## EXERCISE DESCRIPTION
The records below hold pictures; please leave those out and retype the rest exactly.
>>>
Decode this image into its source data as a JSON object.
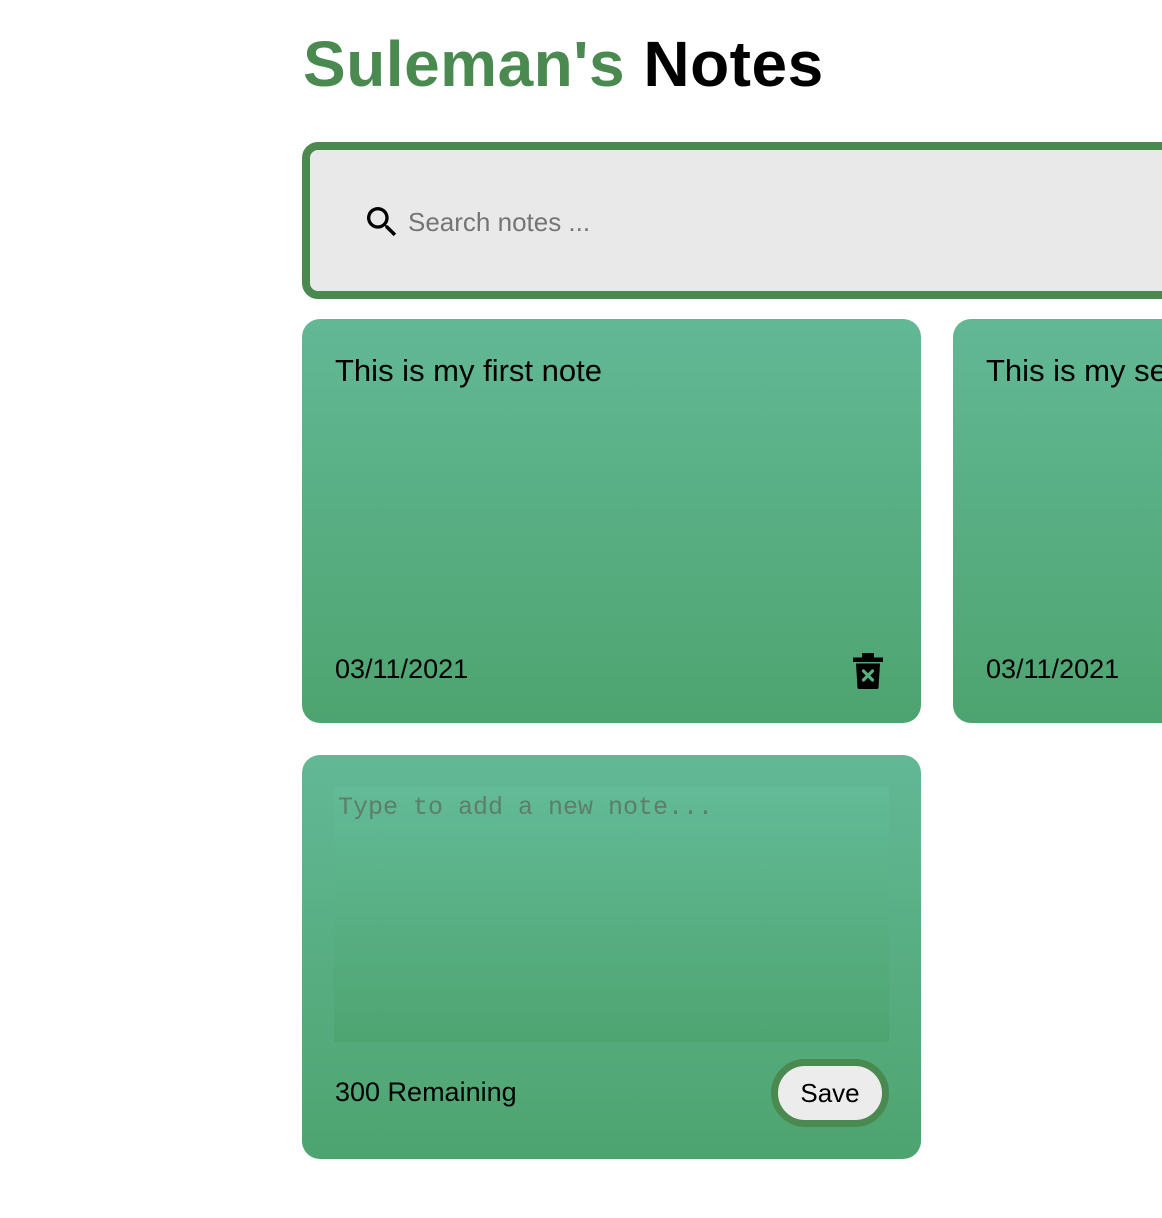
{
  "header": {
    "name": "Suleman's",
    "title": "Notes"
  },
  "search": {
    "placeholder": "Search notes ...",
    "icon": "search-icon"
  },
  "notes": [
    {
      "text": "This is my first note",
      "date": "03/11/2021",
      "delete_icon": "trash-icon"
    },
    {
      "text": "This is my second note",
      "date": "03/11/2021",
      "delete_icon": "trash-icon"
    }
  ],
  "new_note": {
    "placeholder": "Type to add a new note...",
    "remaining": "300 Remaining",
    "save_label": "Save"
  },
  "colors": {
    "brand_green": "#4a8a50",
    "note_gradient_top": "#62b895",
    "note_gradient_bottom": "#4ea46f",
    "search_background": "#e9e9e9"
  }
}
<<<
## WRITTEN SOLUTION
Decode this image into its source data as a JSON object.
{
  "header": {
    "name": "Suleman's",
    "title": "Notes"
  },
  "search": {
    "placeholder": "Search notes ...",
    "icon": "search-icon"
  },
  "notes": [
    {
      "text": "This is my first note",
      "date": "03/11/2021",
      "delete_icon": "trash-icon"
    },
    {
      "text": "This is my second note",
      "date": "03/11/2021",
      "delete_icon": "trash-icon"
    }
  ],
  "new_note": {
    "placeholder": "Type to add a new note...",
    "remaining": "300 Remaining",
    "save_label": "Save"
  },
  "colors": {
    "brand_green": "#4a8a50",
    "note_gradient_top": "#62b895",
    "note_gradient_bottom": "#4ea46f",
    "search_background": "#e9e9e9"
  }
}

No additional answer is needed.